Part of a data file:
* * *
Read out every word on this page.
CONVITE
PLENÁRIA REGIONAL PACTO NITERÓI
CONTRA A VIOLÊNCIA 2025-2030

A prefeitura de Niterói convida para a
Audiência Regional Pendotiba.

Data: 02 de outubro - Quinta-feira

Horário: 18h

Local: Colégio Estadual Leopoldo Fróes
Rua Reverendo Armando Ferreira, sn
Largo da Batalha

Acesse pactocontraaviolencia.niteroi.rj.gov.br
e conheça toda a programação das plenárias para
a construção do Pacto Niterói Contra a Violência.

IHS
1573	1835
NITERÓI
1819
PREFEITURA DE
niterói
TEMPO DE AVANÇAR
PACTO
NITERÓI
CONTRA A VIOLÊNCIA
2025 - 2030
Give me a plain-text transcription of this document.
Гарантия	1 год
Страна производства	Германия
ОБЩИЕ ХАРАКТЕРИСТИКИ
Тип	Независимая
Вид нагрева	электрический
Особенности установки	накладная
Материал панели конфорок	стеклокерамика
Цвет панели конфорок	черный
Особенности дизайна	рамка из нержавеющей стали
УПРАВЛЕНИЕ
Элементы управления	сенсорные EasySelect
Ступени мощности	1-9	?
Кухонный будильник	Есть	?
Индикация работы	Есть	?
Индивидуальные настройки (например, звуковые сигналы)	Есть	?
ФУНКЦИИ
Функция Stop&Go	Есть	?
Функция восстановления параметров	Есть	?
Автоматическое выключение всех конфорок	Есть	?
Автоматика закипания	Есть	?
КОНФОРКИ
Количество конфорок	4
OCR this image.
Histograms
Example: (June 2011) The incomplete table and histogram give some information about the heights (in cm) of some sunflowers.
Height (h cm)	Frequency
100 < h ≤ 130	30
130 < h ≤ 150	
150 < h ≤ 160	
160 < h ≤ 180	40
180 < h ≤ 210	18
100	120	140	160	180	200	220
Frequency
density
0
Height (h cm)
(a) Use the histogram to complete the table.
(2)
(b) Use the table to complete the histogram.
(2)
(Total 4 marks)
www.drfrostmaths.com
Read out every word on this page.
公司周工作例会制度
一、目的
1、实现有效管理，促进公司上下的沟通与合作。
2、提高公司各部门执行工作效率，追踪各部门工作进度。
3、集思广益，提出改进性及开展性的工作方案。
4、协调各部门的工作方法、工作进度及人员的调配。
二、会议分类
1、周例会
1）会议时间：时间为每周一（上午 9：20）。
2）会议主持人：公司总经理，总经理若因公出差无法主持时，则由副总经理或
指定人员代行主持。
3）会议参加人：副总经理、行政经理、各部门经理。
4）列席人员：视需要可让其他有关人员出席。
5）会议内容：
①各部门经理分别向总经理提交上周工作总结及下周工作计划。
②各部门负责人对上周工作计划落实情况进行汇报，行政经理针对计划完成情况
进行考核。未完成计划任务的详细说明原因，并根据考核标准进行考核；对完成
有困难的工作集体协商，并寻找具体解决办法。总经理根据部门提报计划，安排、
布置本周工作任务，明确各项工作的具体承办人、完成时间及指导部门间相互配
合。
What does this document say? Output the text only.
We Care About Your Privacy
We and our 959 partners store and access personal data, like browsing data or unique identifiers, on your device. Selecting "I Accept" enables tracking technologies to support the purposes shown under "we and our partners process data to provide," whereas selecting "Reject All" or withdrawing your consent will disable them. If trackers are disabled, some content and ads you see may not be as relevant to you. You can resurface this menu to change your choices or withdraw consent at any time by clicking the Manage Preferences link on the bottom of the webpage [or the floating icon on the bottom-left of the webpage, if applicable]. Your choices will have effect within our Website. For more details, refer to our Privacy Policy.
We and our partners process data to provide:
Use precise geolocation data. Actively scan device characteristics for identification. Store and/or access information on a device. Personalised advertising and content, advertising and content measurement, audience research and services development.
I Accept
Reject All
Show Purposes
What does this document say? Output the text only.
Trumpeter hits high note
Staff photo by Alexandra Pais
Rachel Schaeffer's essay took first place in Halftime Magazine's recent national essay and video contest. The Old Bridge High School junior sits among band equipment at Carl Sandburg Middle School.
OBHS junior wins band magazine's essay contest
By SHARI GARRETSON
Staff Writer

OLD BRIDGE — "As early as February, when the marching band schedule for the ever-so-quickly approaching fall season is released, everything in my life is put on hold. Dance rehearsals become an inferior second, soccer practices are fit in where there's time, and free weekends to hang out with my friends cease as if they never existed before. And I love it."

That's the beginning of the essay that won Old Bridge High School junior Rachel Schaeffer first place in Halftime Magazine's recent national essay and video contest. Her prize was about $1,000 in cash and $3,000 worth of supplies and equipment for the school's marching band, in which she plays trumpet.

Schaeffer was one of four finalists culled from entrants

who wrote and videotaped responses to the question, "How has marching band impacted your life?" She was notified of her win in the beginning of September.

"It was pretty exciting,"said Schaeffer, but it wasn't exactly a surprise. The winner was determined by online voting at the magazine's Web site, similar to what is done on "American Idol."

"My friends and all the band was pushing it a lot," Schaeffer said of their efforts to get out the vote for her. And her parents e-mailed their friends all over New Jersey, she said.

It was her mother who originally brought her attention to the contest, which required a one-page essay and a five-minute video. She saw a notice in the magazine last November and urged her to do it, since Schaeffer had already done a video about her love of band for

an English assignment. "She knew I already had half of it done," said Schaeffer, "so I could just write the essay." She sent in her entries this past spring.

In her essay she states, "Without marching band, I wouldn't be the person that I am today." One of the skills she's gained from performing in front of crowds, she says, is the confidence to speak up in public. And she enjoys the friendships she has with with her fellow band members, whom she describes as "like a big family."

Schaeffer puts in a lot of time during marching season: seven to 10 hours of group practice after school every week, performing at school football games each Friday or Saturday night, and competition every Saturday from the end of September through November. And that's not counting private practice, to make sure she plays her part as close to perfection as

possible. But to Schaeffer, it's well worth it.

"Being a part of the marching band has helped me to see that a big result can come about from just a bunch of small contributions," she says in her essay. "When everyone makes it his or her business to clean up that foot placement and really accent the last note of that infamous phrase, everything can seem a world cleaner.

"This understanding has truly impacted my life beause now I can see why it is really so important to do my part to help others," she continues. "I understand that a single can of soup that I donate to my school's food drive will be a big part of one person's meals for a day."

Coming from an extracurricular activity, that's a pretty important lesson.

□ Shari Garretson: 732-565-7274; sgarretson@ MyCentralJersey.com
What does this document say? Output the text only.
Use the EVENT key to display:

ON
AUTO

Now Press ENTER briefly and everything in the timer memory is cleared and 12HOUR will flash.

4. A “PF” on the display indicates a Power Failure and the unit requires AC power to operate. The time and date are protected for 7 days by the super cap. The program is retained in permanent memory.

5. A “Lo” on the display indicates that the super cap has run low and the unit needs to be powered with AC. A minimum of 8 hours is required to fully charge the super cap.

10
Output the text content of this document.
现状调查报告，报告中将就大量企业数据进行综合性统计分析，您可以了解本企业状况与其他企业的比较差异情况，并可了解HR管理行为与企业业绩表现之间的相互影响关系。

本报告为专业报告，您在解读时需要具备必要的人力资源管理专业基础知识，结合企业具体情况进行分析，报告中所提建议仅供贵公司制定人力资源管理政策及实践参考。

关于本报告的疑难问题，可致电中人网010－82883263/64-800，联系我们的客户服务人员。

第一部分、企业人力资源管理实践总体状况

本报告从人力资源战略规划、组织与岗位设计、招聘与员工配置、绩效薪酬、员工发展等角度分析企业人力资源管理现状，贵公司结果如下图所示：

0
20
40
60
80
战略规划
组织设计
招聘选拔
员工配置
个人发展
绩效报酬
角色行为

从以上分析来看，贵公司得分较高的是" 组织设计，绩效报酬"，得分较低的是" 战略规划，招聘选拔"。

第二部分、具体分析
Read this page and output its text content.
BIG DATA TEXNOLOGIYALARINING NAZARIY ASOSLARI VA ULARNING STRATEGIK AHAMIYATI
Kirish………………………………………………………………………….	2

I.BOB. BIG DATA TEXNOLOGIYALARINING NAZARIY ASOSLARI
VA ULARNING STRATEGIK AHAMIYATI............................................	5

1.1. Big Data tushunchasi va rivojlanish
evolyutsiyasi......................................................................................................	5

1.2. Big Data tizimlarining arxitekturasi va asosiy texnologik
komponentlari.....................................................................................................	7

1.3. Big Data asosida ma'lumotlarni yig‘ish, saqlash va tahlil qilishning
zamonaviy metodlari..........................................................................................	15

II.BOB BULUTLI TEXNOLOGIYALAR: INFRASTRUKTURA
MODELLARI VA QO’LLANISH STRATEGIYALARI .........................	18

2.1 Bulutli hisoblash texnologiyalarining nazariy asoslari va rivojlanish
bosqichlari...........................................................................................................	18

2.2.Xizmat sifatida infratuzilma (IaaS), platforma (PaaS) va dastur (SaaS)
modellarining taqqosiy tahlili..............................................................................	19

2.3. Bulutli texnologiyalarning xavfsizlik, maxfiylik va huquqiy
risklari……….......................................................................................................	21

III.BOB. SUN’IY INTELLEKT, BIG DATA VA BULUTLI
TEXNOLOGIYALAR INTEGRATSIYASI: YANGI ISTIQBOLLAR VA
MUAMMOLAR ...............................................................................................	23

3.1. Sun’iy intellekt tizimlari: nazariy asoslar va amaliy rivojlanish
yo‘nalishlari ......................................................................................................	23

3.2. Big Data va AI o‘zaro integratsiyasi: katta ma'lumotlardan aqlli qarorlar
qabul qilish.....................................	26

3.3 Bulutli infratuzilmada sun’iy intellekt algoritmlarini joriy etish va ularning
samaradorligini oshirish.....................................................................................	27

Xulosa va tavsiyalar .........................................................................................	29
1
* * *
Requirements: How many lines of these entries contain "Staff"? Answer with the number and nothing else.

Exercise solution: 2